Exactly as written, print each record in the listing.
═══
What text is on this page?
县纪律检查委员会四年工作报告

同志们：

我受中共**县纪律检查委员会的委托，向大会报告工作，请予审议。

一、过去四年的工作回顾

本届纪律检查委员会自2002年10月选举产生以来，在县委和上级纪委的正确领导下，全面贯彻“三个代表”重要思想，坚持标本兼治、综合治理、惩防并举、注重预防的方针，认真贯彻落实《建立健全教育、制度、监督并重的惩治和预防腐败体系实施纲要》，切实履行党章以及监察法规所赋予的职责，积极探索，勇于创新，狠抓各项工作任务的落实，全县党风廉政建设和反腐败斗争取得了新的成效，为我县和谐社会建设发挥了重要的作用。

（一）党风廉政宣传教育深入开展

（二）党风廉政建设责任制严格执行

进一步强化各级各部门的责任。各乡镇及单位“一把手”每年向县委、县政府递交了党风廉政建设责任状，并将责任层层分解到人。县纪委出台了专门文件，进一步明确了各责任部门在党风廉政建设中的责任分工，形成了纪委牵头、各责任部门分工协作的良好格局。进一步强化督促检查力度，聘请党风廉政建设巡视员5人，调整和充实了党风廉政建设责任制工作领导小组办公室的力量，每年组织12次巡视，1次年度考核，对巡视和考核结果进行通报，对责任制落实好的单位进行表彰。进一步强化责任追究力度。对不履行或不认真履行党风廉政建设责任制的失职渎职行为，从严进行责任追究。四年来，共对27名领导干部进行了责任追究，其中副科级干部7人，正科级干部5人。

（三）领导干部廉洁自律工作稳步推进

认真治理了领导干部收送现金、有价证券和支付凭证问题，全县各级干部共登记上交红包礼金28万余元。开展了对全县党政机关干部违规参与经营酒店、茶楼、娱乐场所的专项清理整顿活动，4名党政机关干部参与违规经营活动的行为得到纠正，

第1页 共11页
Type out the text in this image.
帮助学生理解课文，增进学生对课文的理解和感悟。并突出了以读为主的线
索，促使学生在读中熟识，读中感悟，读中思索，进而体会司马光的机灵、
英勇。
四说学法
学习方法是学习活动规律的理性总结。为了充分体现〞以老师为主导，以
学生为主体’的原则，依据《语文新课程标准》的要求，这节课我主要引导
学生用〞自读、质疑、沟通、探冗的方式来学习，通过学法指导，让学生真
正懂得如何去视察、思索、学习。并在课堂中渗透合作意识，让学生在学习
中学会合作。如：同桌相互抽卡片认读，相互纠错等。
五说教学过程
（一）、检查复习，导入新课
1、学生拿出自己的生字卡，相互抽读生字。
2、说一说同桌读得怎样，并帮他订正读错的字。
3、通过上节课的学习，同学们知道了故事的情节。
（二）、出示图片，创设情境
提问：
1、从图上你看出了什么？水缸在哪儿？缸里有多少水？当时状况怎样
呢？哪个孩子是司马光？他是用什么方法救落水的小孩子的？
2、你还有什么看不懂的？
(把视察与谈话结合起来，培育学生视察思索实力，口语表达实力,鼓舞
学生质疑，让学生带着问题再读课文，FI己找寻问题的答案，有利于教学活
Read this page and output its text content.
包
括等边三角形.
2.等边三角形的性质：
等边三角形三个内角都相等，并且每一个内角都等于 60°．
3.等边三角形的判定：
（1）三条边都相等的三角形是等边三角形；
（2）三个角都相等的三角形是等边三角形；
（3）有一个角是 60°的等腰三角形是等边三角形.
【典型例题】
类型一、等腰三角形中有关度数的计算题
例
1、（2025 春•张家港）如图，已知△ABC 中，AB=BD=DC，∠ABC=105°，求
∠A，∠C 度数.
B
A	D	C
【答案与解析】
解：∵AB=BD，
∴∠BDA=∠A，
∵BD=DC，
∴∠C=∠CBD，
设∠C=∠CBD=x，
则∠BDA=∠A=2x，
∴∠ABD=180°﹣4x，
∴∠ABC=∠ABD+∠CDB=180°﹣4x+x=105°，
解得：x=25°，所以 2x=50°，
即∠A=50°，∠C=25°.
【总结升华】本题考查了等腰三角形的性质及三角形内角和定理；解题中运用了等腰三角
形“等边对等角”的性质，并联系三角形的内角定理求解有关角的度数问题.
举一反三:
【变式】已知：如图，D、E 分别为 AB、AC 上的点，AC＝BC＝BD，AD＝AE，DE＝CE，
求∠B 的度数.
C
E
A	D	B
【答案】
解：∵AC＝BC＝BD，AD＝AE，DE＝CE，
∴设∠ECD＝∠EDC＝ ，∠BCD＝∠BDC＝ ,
═══
*Solution to this task*
What text is on this page?
县纪律检查委员会四年工作报告

同志们：

我受中共**县纪律检查委员会的委托，向大会报告工作，请予审议。

一、过去四年的工作回顾

本届纪律检查委员会自2002年10月选举产生以来，在县委和上级纪委的正确领导下，全面贯彻“三个代表”重要思想，坚持标本兼治、综合治理、惩防并举、注重预防的方针，认真贯彻落实《建立健全教育、制度、监督并重的惩治和预防腐败体系实施纲要》，切实履行党章以及监察法规所赋予的职责，积极探索，勇于创新，狠抓各项工作任务的落实，全县党风廉政建设和反腐败斗争取得了新的成效，为我县和谐社会建设发挥了重要的作用。

（一）党风廉政宣传教育深入开展

（二）党风廉政建设责任制严格执行

进一步强化各级各部门的责任。各乡镇及单位“一把手”每年向县委、县政府递交了党风廉政建设责任状，并将责任层层分解到人。县纪委出台了专门文件，进一步明确了各责任部门在党风廉政建设中的责任分工，形成了纪委牵头、各责任部门分工协作的良好格局。进一步强化督促检查力度，聘请党风廉政建设巡视员5人，调整和充实了党风廉政建设责任制工作领导小组办公室的力量，每年组织12次巡视，1次年度考核，对巡视和考核结果进行通报，对责任制落实好的单位进行表彰。进一步强化责任追究力度。对不履行或不认真履行党风廉政建设责任制的失职渎职行为，从严进行责任追究。四年来，共对27名领导干部进行了责任追究，其中副科级干部7人，正科级干部5人。

（三）领导干部廉洁自律工作稳步推进

认真治理了领导干部收送现金、有价证券和支付凭证问题，全县各级干部共登记上交红包礼金28万余元。开展了对全县党政机关干部违规参与经营酒店、茶楼、娱乐场所的专项清理整顿活动，4名党政机关干部参与违规经营活动的行为得到纠正，

第1页 共11页
Type out the text in this image.
帮助学生理解课文，增进学生对课文的理解和感悟。并突出了以读为主的线
索，促使学生在读中熟识，读中感悟，读中思索，进而体会司马光的机灵、
英勇。
四说学法
学习方法是学习活动规律的理性总结。为了充分体现〞以老师为主导，以
学生为主体’的原则，依据《语文新课程标准》的要求，这节课我主要引导
学生用〞自读、质疑、沟通、探冗的方式来学习，通过学法指导，让学生真
正懂得如何去视察、思索、学习。并在课堂中渗透合作意识，让学生在学习
中学会合作。如：同桌相互抽卡片认读，相互纠错等。
五说教学过程
（一）、检查复习，导入新课
1、学生拿出自己的生字卡，相互抽读生字。
2、说一说同桌读得怎样，并帮他订正读错的字。
3、通过上节课的学习，同学们知道了故事的情节。
（二）、出示图片，创设情境
提问：
1、从图上你看出了什么？水缸在哪儿？缸里有多少水？当时状况怎样
呢？哪个孩子是司马光？他是用什么方法救落水的小孩子的？
2、你还有什么看不懂的？
(把视察与谈话结合起来，培育学生视察思索实力，口语表达实力,鼓舞
学生质疑，让学生带着问题再读课文，FI己找寻问题的答案，有利于教学活
Read this page and output its text content.
包
括等边三角形.
2.等边三角形的性质：
等边三角形三个内角都相等，并且每一个内角都等于 60°．
3.等边三角形的判定：
（1）三条边都相等的三角形是等边三角形；
（2）三个角都相等的三角形是等边三角形；
（3）有一个角是 60°的等腰三角形是等边三角形.
【典型例题】
类型一、等腰三角形中有关度数的计算题
例
1、（2025 春•张家港）如图，已知△ABC 中，AB=BD=DC，∠ABC=105°，求
∠A，∠C 度数.
B
A	D	C
【答案与解析】
解：∵AB=BD，
∴∠BDA=∠A，
∵BD=DC，
∴∠C=∠CBD，
设∠C=∠CBD=x，
则∠BDA=∠A=2x，
∴∠ABD=180°﹣4x，
∴∠ABC=∠ABD+∠CDB=180°﹣4x+x=105°，
解得：x=25°，所以 2x=50°，
即∠A=50°，∠C=25°.
【总结升华】本题考查了等腰三角形的性质及三角形内角和定理；解题中运用了等腰三角
形“等边对等角”的性质，并联系三角形的内角定理求解有关角的度数问题.
举一反三:
【变式】已知：如图，D、E 分别为 AB、AC 上的点，AC＝BC＝BD，AD＝AE，DE＝CE，
求∠B 的度数.
C
E
A	D	B
【答案】
解：∵AC＝BC＝BD，AD＝AE，DE＝CE，
∴设∠ECD＝∠EDC＝ ，∠BCD＝∠BDC＝ ,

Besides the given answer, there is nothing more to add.